__Exercise goal__.
Please list all lines of the material below in which the string "JSON" occurs.

Records from a collection of figures:
▼
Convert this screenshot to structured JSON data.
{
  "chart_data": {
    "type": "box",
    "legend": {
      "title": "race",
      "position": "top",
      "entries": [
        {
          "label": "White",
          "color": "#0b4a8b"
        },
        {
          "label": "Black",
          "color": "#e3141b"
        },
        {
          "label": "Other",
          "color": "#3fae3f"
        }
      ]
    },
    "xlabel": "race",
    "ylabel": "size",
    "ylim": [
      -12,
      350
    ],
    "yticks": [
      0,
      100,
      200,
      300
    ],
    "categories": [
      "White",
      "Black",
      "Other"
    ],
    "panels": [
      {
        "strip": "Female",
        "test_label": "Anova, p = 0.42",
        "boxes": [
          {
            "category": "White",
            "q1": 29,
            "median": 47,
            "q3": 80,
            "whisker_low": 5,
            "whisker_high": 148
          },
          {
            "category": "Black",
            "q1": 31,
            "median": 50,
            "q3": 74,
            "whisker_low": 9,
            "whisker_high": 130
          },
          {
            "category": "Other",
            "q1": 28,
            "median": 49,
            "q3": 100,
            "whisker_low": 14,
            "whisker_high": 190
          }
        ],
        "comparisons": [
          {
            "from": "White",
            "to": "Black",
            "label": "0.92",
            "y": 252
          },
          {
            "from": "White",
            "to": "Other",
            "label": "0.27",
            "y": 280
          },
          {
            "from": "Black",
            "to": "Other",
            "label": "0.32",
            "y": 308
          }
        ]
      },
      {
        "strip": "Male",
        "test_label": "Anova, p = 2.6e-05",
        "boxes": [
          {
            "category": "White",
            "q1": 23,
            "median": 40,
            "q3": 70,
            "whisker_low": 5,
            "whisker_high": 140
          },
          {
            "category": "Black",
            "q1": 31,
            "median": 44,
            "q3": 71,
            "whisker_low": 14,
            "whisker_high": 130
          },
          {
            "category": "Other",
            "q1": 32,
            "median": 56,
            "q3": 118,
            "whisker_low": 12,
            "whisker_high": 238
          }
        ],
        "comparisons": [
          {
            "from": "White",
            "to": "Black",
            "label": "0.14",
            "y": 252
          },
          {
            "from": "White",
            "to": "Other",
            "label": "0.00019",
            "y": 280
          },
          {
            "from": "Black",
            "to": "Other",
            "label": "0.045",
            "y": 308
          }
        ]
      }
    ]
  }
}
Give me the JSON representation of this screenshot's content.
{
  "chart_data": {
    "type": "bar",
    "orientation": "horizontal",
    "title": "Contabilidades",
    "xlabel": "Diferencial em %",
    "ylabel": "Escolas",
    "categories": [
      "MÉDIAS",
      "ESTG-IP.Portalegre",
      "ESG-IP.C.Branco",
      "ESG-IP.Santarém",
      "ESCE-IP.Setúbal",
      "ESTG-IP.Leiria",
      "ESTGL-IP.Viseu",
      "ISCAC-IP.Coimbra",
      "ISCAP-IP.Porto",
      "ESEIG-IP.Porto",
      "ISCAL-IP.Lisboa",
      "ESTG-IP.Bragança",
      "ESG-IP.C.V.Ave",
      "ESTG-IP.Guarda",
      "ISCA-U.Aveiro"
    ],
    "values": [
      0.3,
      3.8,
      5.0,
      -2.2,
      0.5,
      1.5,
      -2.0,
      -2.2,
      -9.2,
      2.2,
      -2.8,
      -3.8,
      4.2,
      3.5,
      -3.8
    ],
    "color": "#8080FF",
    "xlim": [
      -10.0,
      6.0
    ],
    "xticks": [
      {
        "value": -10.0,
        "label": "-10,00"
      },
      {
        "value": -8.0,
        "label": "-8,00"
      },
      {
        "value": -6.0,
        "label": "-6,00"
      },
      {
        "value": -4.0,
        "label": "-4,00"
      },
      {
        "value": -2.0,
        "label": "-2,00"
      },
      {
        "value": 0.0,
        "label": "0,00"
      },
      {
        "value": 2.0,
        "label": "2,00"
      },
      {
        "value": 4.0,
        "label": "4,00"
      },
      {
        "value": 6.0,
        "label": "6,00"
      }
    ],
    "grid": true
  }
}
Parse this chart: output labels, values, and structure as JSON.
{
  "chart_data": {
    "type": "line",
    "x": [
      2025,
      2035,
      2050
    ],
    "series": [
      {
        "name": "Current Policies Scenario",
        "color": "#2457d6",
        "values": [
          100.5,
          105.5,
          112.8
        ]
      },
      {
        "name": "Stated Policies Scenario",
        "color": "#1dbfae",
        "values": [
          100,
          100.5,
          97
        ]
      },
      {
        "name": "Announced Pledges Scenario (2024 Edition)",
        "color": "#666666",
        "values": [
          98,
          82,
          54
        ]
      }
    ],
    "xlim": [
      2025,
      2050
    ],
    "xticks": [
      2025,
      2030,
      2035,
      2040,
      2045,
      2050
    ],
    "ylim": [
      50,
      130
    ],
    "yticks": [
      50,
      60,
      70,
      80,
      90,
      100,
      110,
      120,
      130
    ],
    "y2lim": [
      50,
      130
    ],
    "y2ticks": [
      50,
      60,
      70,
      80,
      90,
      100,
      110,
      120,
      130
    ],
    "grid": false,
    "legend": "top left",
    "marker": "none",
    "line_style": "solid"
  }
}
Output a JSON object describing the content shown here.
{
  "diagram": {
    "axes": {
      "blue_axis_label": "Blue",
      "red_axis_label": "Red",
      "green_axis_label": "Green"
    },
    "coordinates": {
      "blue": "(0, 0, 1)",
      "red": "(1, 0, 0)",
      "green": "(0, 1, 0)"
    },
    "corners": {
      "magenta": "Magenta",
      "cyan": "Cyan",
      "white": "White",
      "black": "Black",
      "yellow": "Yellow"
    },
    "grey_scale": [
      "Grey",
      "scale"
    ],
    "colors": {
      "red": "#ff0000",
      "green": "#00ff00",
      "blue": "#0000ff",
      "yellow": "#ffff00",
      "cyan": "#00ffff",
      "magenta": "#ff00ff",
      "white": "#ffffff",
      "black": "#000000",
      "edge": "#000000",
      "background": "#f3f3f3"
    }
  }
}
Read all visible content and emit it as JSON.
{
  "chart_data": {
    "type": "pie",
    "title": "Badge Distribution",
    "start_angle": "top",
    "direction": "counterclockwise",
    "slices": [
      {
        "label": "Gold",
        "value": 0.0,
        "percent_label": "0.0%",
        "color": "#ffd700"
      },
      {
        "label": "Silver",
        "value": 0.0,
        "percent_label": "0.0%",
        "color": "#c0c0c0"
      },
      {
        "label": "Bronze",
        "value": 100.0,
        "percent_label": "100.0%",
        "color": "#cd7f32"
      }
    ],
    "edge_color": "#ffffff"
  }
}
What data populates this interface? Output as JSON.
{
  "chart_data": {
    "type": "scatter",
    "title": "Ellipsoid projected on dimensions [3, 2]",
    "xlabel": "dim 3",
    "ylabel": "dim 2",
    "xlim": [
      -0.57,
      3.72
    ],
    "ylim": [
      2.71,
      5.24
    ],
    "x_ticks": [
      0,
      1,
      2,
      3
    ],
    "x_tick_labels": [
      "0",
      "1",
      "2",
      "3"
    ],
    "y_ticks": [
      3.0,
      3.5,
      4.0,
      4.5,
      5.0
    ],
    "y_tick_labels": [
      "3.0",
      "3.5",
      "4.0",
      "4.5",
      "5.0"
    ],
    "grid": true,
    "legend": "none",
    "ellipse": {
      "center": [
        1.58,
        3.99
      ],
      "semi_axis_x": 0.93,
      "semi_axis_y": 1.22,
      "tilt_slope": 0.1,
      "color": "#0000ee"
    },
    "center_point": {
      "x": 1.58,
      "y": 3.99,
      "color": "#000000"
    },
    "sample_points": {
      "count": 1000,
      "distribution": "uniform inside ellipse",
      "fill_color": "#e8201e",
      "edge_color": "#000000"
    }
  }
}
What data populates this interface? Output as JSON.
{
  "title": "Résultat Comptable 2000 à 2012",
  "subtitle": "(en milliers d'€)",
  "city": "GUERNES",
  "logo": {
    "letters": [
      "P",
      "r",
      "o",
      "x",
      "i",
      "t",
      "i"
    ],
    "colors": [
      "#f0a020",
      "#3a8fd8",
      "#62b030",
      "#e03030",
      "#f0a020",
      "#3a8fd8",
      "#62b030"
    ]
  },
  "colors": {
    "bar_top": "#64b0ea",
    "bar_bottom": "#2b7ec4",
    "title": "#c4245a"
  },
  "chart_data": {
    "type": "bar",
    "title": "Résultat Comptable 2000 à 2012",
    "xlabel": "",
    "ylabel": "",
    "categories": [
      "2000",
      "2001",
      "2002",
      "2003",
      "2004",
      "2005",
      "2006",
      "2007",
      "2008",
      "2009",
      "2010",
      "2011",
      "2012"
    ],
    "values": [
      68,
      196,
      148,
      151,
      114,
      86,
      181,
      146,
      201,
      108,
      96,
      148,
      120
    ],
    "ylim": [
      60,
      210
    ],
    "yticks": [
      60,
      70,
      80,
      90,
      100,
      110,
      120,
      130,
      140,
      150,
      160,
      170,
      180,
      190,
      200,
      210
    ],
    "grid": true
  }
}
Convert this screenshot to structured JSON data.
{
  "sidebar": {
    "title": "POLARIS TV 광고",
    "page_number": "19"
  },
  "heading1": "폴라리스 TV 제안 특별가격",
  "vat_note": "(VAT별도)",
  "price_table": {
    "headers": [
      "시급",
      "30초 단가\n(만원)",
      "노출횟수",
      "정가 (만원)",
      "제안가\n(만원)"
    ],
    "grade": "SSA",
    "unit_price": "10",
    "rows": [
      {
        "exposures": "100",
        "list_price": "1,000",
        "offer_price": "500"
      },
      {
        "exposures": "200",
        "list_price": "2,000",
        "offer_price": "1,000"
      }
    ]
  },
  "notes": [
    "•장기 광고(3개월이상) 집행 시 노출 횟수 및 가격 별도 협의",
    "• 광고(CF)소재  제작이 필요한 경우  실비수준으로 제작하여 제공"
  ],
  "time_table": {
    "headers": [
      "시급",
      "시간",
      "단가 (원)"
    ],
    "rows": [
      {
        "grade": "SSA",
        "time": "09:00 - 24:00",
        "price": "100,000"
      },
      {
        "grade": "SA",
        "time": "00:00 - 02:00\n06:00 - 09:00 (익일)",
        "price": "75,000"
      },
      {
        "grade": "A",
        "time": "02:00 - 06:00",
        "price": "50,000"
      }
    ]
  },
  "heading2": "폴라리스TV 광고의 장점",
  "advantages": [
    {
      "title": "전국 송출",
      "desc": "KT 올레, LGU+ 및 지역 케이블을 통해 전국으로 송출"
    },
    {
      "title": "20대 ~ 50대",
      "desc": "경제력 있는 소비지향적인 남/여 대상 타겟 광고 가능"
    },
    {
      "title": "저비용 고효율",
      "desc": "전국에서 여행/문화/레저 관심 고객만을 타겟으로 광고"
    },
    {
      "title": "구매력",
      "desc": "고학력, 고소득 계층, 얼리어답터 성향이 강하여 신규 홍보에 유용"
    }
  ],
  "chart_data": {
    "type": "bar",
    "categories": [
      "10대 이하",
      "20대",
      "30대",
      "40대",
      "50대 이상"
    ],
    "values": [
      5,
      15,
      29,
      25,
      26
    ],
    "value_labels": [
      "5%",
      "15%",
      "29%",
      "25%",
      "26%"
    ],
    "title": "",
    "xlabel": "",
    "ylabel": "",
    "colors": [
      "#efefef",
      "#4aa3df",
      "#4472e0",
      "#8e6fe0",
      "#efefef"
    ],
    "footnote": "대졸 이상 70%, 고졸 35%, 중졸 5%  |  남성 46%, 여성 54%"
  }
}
▲
__Final result__.
Convert this screenshot to structured JSON data.
Give me the JSON representation of this screenshot's content.
Parse this chart: output labels, values, and structure as JSON.
Output a JSON object describing the content shown here.
Read all visible content and emit it as JSON.
What data populates this interface? Output as JSON.
What data populates this interface? Output as JSON.
Convert this screenshot to structured JSON data.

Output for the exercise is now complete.